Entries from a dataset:
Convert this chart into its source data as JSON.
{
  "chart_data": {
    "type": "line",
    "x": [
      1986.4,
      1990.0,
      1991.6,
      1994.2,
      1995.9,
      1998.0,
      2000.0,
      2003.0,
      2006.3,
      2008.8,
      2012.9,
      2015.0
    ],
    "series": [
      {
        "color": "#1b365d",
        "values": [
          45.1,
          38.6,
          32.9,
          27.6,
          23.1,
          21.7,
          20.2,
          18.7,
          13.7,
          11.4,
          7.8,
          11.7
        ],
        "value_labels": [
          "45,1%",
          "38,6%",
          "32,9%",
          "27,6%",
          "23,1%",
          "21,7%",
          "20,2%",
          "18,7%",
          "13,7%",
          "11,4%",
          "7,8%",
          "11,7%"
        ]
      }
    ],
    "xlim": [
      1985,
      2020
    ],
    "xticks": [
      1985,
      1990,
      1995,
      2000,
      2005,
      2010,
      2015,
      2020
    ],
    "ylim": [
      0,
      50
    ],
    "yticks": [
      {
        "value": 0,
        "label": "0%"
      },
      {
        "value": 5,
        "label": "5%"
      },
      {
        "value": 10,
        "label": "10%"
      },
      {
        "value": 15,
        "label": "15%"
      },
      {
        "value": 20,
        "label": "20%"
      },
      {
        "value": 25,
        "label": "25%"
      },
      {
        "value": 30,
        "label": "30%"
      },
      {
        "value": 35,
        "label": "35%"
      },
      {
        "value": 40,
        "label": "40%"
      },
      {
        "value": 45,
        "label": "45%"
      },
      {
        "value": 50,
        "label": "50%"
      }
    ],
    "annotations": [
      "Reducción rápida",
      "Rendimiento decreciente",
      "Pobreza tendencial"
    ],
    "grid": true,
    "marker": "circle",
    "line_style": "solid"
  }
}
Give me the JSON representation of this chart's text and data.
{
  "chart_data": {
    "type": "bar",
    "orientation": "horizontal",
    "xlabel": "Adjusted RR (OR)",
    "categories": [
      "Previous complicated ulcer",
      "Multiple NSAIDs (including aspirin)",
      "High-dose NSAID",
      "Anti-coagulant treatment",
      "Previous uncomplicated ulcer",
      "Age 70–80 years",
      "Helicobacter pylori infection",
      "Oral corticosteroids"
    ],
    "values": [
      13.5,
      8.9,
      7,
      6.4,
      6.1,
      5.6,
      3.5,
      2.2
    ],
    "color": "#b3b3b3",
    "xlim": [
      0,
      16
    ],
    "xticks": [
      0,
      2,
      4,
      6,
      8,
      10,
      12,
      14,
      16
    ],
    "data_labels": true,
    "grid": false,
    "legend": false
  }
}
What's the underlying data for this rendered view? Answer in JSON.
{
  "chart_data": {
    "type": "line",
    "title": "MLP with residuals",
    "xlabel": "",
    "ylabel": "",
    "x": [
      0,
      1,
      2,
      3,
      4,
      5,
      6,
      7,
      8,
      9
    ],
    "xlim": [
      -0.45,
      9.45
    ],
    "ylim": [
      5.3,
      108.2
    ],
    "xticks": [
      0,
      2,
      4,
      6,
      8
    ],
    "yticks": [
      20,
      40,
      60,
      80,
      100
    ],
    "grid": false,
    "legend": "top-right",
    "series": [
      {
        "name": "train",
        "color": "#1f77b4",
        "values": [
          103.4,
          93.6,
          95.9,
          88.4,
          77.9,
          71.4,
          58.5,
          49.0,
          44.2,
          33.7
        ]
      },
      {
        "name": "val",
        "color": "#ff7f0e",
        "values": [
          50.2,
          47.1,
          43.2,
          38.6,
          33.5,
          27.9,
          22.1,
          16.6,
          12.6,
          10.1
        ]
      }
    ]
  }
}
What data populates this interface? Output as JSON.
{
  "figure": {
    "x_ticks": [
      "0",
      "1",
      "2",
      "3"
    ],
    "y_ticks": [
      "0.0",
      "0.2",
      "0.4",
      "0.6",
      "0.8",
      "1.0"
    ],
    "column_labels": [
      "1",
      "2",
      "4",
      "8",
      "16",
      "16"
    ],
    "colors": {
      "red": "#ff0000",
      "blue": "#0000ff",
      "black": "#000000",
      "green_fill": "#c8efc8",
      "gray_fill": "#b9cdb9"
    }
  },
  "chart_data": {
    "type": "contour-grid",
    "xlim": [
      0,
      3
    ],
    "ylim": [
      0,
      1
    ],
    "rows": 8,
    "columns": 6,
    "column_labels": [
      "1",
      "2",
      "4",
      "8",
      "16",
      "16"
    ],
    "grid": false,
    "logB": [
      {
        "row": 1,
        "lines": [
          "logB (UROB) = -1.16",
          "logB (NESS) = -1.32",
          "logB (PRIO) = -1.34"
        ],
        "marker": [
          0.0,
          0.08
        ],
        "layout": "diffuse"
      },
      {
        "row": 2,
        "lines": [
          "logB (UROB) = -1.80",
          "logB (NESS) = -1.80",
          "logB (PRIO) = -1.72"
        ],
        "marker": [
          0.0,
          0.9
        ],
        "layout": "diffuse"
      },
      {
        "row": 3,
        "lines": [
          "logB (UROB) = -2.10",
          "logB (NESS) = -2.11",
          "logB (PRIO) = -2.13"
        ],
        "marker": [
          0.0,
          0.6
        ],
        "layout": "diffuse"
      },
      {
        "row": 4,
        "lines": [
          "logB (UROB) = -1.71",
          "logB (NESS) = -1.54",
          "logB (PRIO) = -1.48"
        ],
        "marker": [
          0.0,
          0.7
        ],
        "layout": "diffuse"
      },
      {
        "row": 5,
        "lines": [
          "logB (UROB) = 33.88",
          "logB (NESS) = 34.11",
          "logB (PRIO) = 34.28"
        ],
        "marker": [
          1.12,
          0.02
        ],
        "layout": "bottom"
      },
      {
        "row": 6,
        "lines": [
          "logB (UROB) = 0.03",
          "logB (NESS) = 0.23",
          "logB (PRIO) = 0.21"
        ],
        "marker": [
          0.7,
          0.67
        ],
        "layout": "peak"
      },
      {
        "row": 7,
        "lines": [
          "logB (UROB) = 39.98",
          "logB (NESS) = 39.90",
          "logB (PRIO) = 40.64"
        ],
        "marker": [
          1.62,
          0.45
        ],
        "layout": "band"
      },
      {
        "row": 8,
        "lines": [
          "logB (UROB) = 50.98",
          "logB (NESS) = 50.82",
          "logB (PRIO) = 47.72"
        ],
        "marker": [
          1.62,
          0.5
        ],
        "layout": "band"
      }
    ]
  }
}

**Written task**
Print every line of the records exactly. Omit nothing.

**Answer to the task**
Convert this chart into its source data as JSON.
{
  "chart_data": {
    "type": "line",
    "x": [
      1986.4,
      1990.0,
      1991.6,
      1994.2,
      1995.9,
      1998.0,
      2000.0,
      2003.0,
      2006.3,
      2008.8,
      2012.9,
      2015.0
    ],
    "series": [
      {
        "color": "#1b365d",
        "values": [
          45.1,
          38.6,
          32.9,
          27.6,
          23.1,
          21.7,
          20.2,
          18.7,
          13.7,
          11.4,
          7.8,
          11.7
        ],
        "value_labels": [
          "45,1%",
          "38,6%",
          "32,9%",
          "27,6%",
          "23,1%",
          "21,7%",
          "20,2%",
          "18,7%",
          "13,7%",
          "11,4%",
          "7,8%",
          "11,7%"
        ]
      }
    ],
    "xlim": [
      1985,
      2020
    ],
    "xticks": [
      1985,
      1990,
      1995,
      2000,
      2005,
      2010,
      2015,
      2020
    ],
    "ylim": [
      0,
      50
    ],
    "yticks": [
      {
        "value": 0,
        "label": "0%"
      },
      {
        "value": 5,
        "label": "5%"
      },
      {
        "value": 10,
        "label": "10%"
      },
      {
        "value": 15,
        "label": "15%"
      },
      {
        "value": 20,
        "label": "20%"
      },
      {
        "value": 25,
        "label": "25%"
      },
      {
        "value": 30,
        "label": "30%"
      },
      {
        "value": 35,
        "label": "35%"
      },
      {
        "value": 40,
        "label": "40%"
      },
      {
        "value": 45,
        "label": "45%"
      },
      {
        "value": 50,
        "label": "50%"
      }
    ],
    "annotations": [
      "Reducción rápida",
      "Rendimiento decreciente",
      "Pobreza tendencial"
    ],
    "grid": true,
    "marker": "circle",
    "line_style": "solid"
  }
}
Give me the JSON representation of this chart's text and data.
{
  "chart_data": {
    "type": "bar",
    "orientation": "horizontal",
    "xlabel": "Adjusted RR (OR)",
    "categories": [
      "Previous complicated ulcer",
      "Multiple NSAIDs (including aspirin)",
      "High-dose NSAID",
      "Anti-coagulant treatment",
      "Previous uncomplicated ulcer",
      "Age 70–80 years",
      "Helicobacter pylori infection",
      "Oral corticosteroids"
    ],
    "values": [
      13.5,
      8.9,
      7,
      6.4,
      6.1,
      5.6,
      3.5,
      2.2
    ],
    "color": "#b3b3b3",
    "xlim": [
      0,
      16
    ],
    "xticks": [
      0,
      2,
      4,
      6,
      8,
      10,
      12,
      14,
      16
    ],
    "data_labels": true,
    "grid": false,
    "legend": false
  }
}
What's the underlying data for this rendered view? Answer in JSON.
{
  "chart_data": {
    "type": "line",
    "title": "MLP with residuals",
    "xlabel": "",
    "ylabel": "",
    "x": [
      0,
      1,
      2,
      3,
      4,
      5,
      6,
      7,
      8,
      9
    ],
    "xlim": [
      -0.45,
      9.45
    ],
    "ylim": [
      5.3,
      108.2
    ],
    "xticks": [
      0,
      2,
      4,
      6,
      8
    ],
    "yticks": [
      20,
      40,
      60,
      80,
      100
    ],
    "grid": false,
    "legend": "top-right",
    "series": [
      {
        "name": "train",
        "color": "#1f77b4",
        "values": [
          103.4,
          93.6,
          95.9,
          88.4,
          77.9,
          71.4,
          58.5,
          49.0,
          44.2,
          33.7
        ]
      },
      {
        "name": "val",
        "color": "#ff7f0e",
        "values": [
          50.2,
          47.1,
          43.2,
          38.6,
          33.5,
          27.9,
          22.1,
          16.6,
          12.6,
          10.1
        ]
      }
    ]
  }
}
What data populates this interface? Output as JSON.
{
  "figure": {
    "x_ticks": [
      "0",
      "1",
      "2",
      "3"
    ],
    "y_ticks": [
      "0.0",
      "0.2",
      "0.4",
      "0.6",
      "0.8",
      "1.0"
    ],
    "column_labels": [
      "1",
      "2",
      "4",
      "8",
      "16",
      "16"
    ],
    "colors": {
      "red": "#ff0000",
      "blue": "#0000ff",
      "black": "#000000",
      "green_fill": "#c8efc8",
      "gray_fill": "#b9cdb9"
    }
  },
  "chart_data": {
    "type": "contour-grid",
    "xlim": [
      0,
      3
    ],
    "ylim": [
      0,
      1
    ],
    "rows": 8,
    "columns": 6,
    "column_labels": [
      "1",
      "2",
      "4",
      "8",
      "16",
      "16"
    ],
    "grid": false,
    "logB": [
      {
        "row": 1,
        "lines": [
          "logB (UROB) = -1.16",
          "logB (NESS) = -1.32",
          "logB (PRIO) = -1.34"
        ],
        "marker": [
          0.0,
          0.08
        ],
        "layout": "diffuse"
      },
      {
        "row": 2,
        "lines": [
          "logB (UROB) = -1.80",
          "logB (NESS) = -1.80",
          "logB (PRIO) = -1.72"
        ],
        "marker": [
          0.0,
          0.9
        ],
        "layout": "diffuse"
      },
      {
        "row": 3,
        "lines": [
          "logB (UROB) = -2.10",
          "logB (NESS) = -2.11",
          "logB (PRIO) = -2.13"
        ],
        "marker": [
          0.0,
          0.6
        ],
        "layout": "diffuse"
      },
      {
        "row": 4,
        "lines": [
          "logB (UROB) = -1.71",
          "logB (NESS) = -1.54",
          "logB (PRIO) = -1.48"
        ],
        "marker": [
          0.0,
          0.7
        ],
        "layout": "diffuse"
      },
      {
        "row": 5,
        "lines": [
          "logB (UROB) = 33.88",
          "logB (NESS) = 34.11",
          "logB (PRIO) = 34.28"
        ],
        "marker": [
          1.12,
          0.02
        ],
        "layout": "bottom"
      },
      {
        "row": 6,
        "lines": [
          "logB (UROB) = 0.03",
          "logB (NESS) = 0.23",
          "logB (PRIO) = 0.21"
        ],
        "marker": [
          0.7,
          0.67
        ],
        "layout": "peak"
      },
      {
        "row": 7,
        "lines": [
          "logB (UROB) = 39.98",
          "logB (NESS) = 39.90",
          "logB (PRIO) = 40.64"
        ],
        "marker": [
          1.62,
          0.45
        ],
        "layout": "band"
      },
      {
        "row": 8,
        "lines": [
          "logB (UROB) = 50.98",
          "logB (NESS) = 50.82",
          "logB (PRIO) = 47.72"
        ],
        "marker": [
          1.62,
          0.5
        ],
        "layout": "band"
      }
    ]
  }
}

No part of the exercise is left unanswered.